■ **ЗАДАНИЯ**
• A. На какие образцы, по словам Флоровского, сознательно ориентировался Петр Могила при проведении литургической реформы?
• B. Воспроизведите без изменений строки данных, начиная со строки, содержащей «data-point xyxy=(262,331,270,339)», и заканчивая строкой, содержащей «data-point xyxy=(89,306,97,314)», включая обе.

В XVII столетии в русской церкви произошло сразу две реформы: сначала - могилянская реформа на Украине, а затем - никоновская в Москве. Последняя оказалась куда менее успешной, правда и задачи ее были сложнее, ведь Никон проводил свою реформу на фоне политического воссоединения России и Украины и должен был обеспечить максимальную унификацию русского церковного чина с украинским. При этом главной его задачей оставалось преодоление наследия феодальной раздробленности, приведение всего церковного порядка в соответствие с новой реальностью государственного абсолютизма. То обстоятельство, что в реформе Никона оказался заложен украинский фактор, придало предшествующей деятельности киевского митрополита Петра Могилы общероссийский масштаб. В основном литургическая реформа затрагивала внешние формы церковного устроения, но, как любое комплексное мероприятие, являлась выражением определенной политико- идеологической и эстетической программы. Флоровский подчеркивает, что при проведении литургической реформы, как и во всех своих мероприятиях, Петр Могила сознательно и последовательно ориентировался на латинские образцы.

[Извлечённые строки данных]
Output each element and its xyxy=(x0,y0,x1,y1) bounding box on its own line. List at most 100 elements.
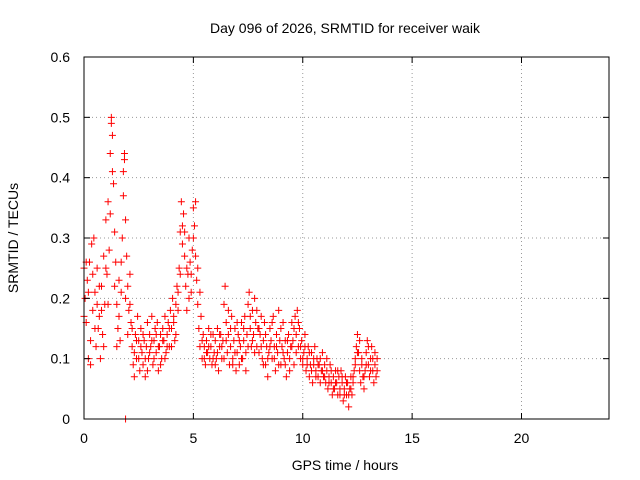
data-point xyxy=(262,331,270,339)
data-point xyxy=(299,355,307,363)
data-point xyxy=(128,325,136,332)
data-point xyxy=(264,355,272,363)
data-point xyxy=(242,349,250,357)
data-point xyxy=(150,355,158,363)
data-point xyxy=(221,282,229,290)
data-point xyxy=(318,349,326,357)
data-point xyxy=(193,276,201,284)
data-point xyxy=(130,373,138,381)
data-point xyxy=(213,325,221,332)
data-point xyxy=(172,331,180,339)
data-point xyxy=(139,361,147,369)
data-point xyxy=(186,258,194,266)
data-point xyxy=(83,276,91,284)
data-point xyxy=(168,343,175,351)
data-point xyxy=(172,300,180,308)
data-point xyxy=(117,288,125,296)
data-point xyxy=(200,355,208,363)
data-point xyxy=(107,119,115,127)
data-point xyxy=(325,379,333,387)
data-point xyxy=(290,361,298,369)
data-point xyxy=(102,216,110,224)
data-point xyxy=(170,312,178,320)
data-point xyxy=(161,355,169,363)
data-point xyxy=(93,264,101,272)
data-point xyxy=(257,343,265,351)
data-point xyxy=(224,331,232,339)
data-point xyxy=(106,210,114,218)
data-point xyxy=(229,361,237,369)
data-point xyxy=(371,361,379,369)
data-point xyxy=(268,318,276,326)
data-point xyxy=(89,306,97,314)
data-point xyxy=(124,331,132,339)
data-point xyxy=(122,216,130,224)
data-point xyxy=(113,343,121,351)
data-point xyxy=(246,325,254,332)
data-point xyxy=(107,113,115,121)
data-point xyxy=(95,312,103,320)
data-point xyxy=(220,355,228,363)
data-point xyxy=(270,355,278,363)
data-point xyxy=(305,373,313,381)
data-point xyxy=(118,234,126,242)
data-point xyxy=(170,318,178,326)
data-point xyxy=(232,367,240,375)
data-point xyxy=(362,349,370,357)
data-point xyxy=(189,204,197,212)
data-point xyxy=(103,270,111,278)
data-point xyxy=(88,240,96,248)
data-point xyxy=(119,168,127,176)
data-point xyxy=(231,349,239,357)
data-point xyxy=(205,325,213,332)
data-point xyxy=(373,367,381,375)
data-point xyxy=(96,355,104,363)
data-point xyxy=(104,198,112,206)
data-point xyxy=(372,373,380,381)
data-point xyxy=(115,312,123,320)
data-point xyxy=(292,331,300,339)
data-point xyxy=(163,331,171,339)
data-point xyxy=(131,331,139,339)
data-point xyxy=(126,270,134,278)
data-point xyxy=(148,312,156,320)
data-point xyxy=(285,331,293,339)
data-point xyxy=(181,252,189,260)
data-point xyxy=(358,355,366,363)
data-point xyxy=(339,397,347,405)
data-point xyxy=(351,361,359,369)
data-point xyxy=(349,379,357,387)
data-point xyxy=(153,318,161,326)
data-point xyxy=(124,282,132,290)
chart-title: Day 096 of 2026, SRMTID for receiver wai… xyxy=(210,20,481,36)
data-point xyxy=(294,318,302,326)
data-point xyxy=(205,343,213,351)
data-point xyxy=(301,331,309,339)
y-tick-label: 0 xyxy=(62,411,70,427)
data-point xyxy=(305,349,313,357)
data-point xyxy=(122,294,130,302)
data-point xyxy=(108,131,116,139)
data-point xyxy=(345,391,353,399)
data-point xyxy=(290,325,298,332)
data-point xyxy=(260,318,268,326)
data-point xyxy=(363,337,371,345)
data-point xyxy=(111,228,119,236)
data-point xyxy=(108,168,116,176)
data-point xyxy=(141,373,149,381)
data-point xyxy=(367,367,375,375)
data-point xyxy=(115,276,123,284)
data-point xyxy=(316,355,324,363)
data-point xyxy=(178,222,186,230)
data-point xyxy=(273,331,280,339)
data-point xyxy=(269,312,277,320)
data-point xyxy=(243,331,251,339)
data-point xyxy=(211,337,219,345)
data-point xyxy=(84,288,92,296)
data-point xyxy=(195,325,203,332)
x-tick-label: 20 xyxy=(514,430,530,446)
data-point xyxy=(183,306,191,314)
data-point xyxy=(152,349,160,357)
data-point xyxy=(286,367,294,375)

■ **СПИСОК РЕШЕНИЙ**
• A. На латинские образцы.

• B.
data-point xyxy=(262,331,270,339)
data-point xyxy=(299,355,307,363)
data-point xyxy=(128,325,136,332)
data-point xyxy=(264,355,272,363)
data-point xyxy=(242,349,250,357)
data-point xyxy=(150,355,158,363)
data-point xyxy=(221,282,229,290)
data-point xyxy=(318,349,326,357)
data-point xyxy=(193,276,201,284)
data-point xyxy=(130,373,138,381)
data-point xyxy=(213,325,221,332)
data-point xyxy=(172,331,180,339)
data-point xyxy=(139,361,147,369)
data-point xyxy=(186,258,194,266)
data-point xyxy=(83,276,91,284)
data-point xyxy=(168,343,175,351)
data-point xyxy=(172,300,180,308)
data-point xyxy=(117,288,125,296)
data-point xyxy=(200,355,208,363)
data-point xyxy=(107,119,115,127)
data-point xyxy=(325,379,333,387)
data-point xyxy=(290,361,298,369)
data-point xyxy=(102,216,110,224)
data-point xyxy=(170,312,178,320)
data-point xyxy=(161,355,169,363)
data-point xyxy=(93,264,101,272)
data-point xyxy=(257,343,265,351)
data-point xyxy=(224,331,232,339)
data-point xyxy=(106,210,114,218)
data-point xyxy=(229,361,237,369)
data-point xyxy=(371,361,379,369)
data-point xyxy=(268,318,276,326)
data-point xyxy=(89,306,97,314)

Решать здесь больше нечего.